#### GIVEN TASK
Scan the data that follows and count the lines with the string "when"; answer with the count alone.

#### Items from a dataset
--

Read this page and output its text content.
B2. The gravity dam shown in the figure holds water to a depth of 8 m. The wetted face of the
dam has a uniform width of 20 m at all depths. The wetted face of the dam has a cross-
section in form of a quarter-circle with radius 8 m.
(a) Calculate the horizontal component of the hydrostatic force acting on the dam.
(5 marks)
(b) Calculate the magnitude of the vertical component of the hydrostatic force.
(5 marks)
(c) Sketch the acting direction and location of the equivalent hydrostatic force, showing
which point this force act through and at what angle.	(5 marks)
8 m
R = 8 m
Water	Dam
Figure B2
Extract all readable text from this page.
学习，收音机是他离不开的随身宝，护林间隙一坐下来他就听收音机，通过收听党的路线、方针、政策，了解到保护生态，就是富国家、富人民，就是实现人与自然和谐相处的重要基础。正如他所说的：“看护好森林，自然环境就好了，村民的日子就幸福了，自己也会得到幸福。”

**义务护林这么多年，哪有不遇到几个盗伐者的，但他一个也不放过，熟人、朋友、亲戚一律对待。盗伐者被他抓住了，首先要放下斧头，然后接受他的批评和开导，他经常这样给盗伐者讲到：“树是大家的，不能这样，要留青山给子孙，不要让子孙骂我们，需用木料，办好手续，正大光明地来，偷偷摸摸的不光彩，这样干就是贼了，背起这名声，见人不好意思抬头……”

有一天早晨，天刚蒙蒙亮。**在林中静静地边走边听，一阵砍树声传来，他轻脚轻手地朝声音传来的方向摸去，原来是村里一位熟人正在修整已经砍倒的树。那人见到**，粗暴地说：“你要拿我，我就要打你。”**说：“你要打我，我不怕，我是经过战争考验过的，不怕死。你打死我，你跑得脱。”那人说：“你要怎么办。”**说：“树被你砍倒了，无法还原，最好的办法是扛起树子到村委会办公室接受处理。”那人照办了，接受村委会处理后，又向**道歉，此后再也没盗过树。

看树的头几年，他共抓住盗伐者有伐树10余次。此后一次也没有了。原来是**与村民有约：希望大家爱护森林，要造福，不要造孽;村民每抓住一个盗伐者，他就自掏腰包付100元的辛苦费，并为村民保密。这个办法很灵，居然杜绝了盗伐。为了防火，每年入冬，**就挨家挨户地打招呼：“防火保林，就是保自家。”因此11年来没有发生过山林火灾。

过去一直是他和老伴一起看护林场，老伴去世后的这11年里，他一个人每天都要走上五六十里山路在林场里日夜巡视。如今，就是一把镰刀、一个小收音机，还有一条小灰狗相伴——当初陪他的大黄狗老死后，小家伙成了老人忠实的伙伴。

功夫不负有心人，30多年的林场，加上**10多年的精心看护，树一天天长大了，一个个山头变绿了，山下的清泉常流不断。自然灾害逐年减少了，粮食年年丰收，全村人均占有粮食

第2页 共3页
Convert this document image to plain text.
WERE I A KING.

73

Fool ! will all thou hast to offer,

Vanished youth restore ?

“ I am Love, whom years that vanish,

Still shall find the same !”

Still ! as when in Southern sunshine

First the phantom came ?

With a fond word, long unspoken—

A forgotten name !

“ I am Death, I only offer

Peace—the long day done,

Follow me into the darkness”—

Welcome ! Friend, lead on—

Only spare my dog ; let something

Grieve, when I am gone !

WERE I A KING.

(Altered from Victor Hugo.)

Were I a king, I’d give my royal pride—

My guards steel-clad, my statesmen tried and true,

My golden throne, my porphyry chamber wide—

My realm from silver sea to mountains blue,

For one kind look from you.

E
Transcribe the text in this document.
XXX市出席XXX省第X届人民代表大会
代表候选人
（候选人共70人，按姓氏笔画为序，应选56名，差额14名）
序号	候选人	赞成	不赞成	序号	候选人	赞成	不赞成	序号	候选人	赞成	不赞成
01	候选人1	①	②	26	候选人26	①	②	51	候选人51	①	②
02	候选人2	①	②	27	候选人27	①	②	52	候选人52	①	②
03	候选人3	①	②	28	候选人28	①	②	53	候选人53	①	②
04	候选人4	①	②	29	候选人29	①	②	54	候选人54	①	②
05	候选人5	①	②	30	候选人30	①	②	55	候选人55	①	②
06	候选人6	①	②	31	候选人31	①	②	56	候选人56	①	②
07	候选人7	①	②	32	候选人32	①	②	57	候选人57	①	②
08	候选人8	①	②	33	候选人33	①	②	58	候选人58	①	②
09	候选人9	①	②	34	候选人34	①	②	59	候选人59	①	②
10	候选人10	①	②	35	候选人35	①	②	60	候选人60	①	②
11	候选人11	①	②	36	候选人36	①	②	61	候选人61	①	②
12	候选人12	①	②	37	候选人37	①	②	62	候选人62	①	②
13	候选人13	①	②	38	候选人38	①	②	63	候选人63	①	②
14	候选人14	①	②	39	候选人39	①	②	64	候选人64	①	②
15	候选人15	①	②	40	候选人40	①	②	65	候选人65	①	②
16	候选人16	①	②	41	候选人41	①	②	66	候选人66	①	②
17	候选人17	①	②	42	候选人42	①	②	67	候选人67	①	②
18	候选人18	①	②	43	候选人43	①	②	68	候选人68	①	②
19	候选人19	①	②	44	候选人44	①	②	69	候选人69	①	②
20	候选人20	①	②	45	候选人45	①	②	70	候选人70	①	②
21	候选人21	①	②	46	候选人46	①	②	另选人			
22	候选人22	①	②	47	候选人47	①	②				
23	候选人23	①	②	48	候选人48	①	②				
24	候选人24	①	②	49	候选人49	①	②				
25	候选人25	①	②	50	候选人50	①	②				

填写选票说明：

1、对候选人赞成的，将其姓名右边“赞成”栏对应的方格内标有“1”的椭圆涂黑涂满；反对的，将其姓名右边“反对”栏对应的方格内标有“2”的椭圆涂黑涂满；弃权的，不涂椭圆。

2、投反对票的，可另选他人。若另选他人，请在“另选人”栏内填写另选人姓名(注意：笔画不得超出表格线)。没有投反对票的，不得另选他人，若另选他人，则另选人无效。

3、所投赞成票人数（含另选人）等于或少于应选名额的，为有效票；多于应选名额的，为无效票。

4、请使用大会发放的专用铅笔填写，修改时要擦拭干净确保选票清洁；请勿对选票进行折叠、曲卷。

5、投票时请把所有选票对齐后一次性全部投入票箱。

--

#### EXERCISE RESPONSE
2